# Исходный отрывок:
##############################

Трудно думать об этих годах благодати как об избранном периоде здравомыслия и размышлений; и сердца турка и московита устремлены к вещам, которые не способствуют массовому довольству мира. Упорядоченные процессы цивилизации были настолько вывихнуты и разрушены, что перестройка заблокирована в какой-то точке в каждой стране, в нашей не меньше, чем в других. Есть те, кто говорит, что Мировая война вышла за пределы человеческой выносливости; и что особый ужас, порожденный непристойными методами нападения — ядовитыми газами, мощной взрывчаткой и едкими жидкостями, — омрачил веру и сломил дух людей. Но Аттиле удалось превратить изрядную часть цивилизованного мира в пустошь, имея лишь людскую силу в качестве разрушительного фактора. Европа сегодня по сравнению с этим невредима, и есть сородичи, живущие на мирных континентах, к которым она может законно взывать о помощи.

Законно, если только наше довольство не подобно довольству, восхваляемому матерью маленькой Энн; если только наши туфли и чулки не являются показателем бессмысленной предвзятости Бога, и если только созерцание кровоточащих ног нашего соседа не усиливает наше благочестивое удовлетворение. «Я сомневаюсь», — кисло говорит мистер Уэллс, — «что это имело бы какое-то серьезное значение в течение некоторого времени в обычной повседневной жизни Канзас-Сити, если бы вся Европа была превращена в пустыню в ближайшие пять лет». Почему Канзас-Сити был выбран символом безразличия, я не знаю; но пространство оказывает притупляющее влияние на жалость, как и на страх. Чем дальше мы путешествуем от Атлантического побережья, тем более теплое сочувствие к пострадавшей Франции. Чем дальше мы путешествуем от Тихоокеанского побережья, тем слабее предрассудки против Японии.

##############################

# Содержимое набора данных:
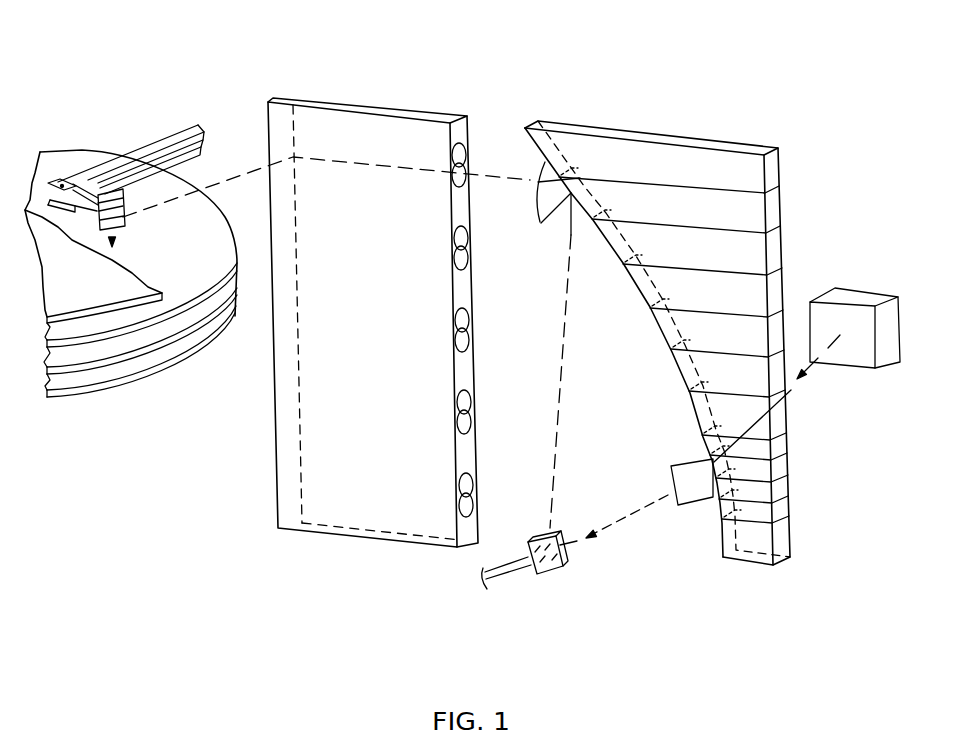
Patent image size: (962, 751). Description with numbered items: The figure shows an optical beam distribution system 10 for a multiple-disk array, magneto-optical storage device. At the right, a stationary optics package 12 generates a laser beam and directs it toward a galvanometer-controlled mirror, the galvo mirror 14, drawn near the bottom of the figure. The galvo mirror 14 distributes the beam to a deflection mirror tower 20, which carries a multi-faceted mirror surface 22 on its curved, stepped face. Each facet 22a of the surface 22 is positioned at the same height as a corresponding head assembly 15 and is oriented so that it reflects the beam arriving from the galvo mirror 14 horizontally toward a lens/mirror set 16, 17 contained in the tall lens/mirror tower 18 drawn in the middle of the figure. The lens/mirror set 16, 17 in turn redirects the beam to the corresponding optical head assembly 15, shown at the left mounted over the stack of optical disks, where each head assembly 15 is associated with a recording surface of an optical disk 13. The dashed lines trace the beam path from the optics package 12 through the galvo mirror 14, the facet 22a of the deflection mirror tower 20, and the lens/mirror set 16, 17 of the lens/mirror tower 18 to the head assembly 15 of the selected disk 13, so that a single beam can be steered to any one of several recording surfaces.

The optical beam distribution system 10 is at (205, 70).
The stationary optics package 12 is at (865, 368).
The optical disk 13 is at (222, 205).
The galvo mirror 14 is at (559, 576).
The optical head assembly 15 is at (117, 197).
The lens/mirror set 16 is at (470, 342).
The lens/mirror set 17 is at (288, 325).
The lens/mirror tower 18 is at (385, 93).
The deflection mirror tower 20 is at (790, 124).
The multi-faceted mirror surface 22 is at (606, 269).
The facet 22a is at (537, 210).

##############################

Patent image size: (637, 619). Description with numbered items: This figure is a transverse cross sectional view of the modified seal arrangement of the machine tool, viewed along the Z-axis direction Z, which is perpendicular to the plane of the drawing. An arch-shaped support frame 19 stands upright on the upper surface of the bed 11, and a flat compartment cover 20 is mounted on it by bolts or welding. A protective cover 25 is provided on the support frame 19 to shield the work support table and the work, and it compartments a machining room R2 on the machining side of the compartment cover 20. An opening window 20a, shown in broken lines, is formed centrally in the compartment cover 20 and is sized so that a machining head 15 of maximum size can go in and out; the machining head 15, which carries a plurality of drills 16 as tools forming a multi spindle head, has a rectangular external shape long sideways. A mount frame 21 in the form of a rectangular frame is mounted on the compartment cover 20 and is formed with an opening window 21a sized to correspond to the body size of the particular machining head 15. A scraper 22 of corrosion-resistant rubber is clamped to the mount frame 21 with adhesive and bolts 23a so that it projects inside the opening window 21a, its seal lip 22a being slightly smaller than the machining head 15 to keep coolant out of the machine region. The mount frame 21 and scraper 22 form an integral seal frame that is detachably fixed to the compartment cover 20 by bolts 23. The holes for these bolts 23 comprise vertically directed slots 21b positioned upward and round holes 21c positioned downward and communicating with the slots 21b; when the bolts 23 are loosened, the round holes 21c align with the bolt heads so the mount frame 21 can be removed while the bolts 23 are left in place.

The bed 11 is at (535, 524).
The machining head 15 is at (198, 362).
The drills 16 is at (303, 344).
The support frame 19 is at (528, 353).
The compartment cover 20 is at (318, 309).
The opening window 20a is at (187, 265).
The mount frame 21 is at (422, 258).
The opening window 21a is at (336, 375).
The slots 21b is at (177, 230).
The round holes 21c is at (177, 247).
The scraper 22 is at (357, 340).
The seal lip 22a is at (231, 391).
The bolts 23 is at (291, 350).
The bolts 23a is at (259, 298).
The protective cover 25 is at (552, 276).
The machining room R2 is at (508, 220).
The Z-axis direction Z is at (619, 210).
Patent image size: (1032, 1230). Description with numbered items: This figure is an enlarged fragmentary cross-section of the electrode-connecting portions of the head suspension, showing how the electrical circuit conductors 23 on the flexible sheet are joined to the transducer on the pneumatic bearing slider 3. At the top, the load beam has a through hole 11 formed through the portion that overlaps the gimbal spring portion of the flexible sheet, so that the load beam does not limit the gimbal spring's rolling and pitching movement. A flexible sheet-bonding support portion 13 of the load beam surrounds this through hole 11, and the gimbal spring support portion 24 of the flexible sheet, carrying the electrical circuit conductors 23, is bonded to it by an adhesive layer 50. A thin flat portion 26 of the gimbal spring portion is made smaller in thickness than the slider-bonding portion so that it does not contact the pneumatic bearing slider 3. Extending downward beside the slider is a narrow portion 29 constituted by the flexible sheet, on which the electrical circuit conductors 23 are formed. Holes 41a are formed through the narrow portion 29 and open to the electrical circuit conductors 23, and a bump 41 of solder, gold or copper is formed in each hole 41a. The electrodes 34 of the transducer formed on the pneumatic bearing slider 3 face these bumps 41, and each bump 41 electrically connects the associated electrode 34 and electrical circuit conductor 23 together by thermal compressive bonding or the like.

##############################

# Задание:
Верните дословно фрагмент исходного отрывка. Начните с места, где стоят слова «Трудно думать об», и остановитесь после слов «взывать о помощи.».

# Выполненное задание:
Трудно думать об этих годах благодати как об избранном периоде здравомыслия и размышлений; и сердца турка и московита устремлены к вещам, которые не способствуют массовому довольству мира. Упорядоченные процессы цивилизации были настолько вывихнуты и разрушены, что перестройка заблокирована в какой-то точке в каждой стране, в нашей не меньше, чем в других. Есть те, кто говорит, что Мировая война вышла за пределы человеческой выносливости; и что особый ужас, порожденный непристойными методами нападения — ядовитыми газами, мощной взрывчаткой и едкими жидкостями, — омрачил веру и сломил дух людей. Но Аттиле удалось превратить изрядную часть цивилизованного мира в пустошь, имея лишь людскую силу в качестве разрушительного фактора. Европа сегодня по сравнению с этим невредима, и есть сородичи, живущие на мирных континентах, к которым она может законно взывать о помощи.